_Challenge_:
Set down the material once more, exactly as it appears.

_Record list_:
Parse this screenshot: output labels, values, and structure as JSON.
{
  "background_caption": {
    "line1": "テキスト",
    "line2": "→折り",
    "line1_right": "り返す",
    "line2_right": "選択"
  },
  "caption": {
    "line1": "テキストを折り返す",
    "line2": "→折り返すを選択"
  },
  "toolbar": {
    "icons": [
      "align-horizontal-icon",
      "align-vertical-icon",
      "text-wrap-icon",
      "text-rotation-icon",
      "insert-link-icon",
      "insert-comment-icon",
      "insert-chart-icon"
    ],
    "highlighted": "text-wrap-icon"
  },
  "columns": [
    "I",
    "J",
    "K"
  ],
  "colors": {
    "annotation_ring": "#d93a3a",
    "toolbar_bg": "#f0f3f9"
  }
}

_Written answer_:
Parse this screenshot: output labels, values, and structure as JSON.
{
  "background_caption": {
    "line1": "テキスト",
    "line2": "→折り",
    "line1_right": "り返す",
    "line2_right": "選択"
  },
  "caption": {
    "line1": "テキストを折り返す",
    "line2": "→折り返すを選択"
  },
  "toolbar": {
    "icons": [
      "align-horizontal-icon",
      "align-vertical-icon",
      "text-wrap-icon",
      "text-rotation-icon",
      "insert-link-icon",
      "insert-comment-icon",
      "insert-chart-icon"
    ],
    "highlighted": "text-wrap-icon"
  },
  "columns": [
    "I",
    "J",
    "K"
  ],
  "colors": {
    "annotation_ring": "#d93a3a",
    "toolbar_bg": "#f0f3f9"
  }
}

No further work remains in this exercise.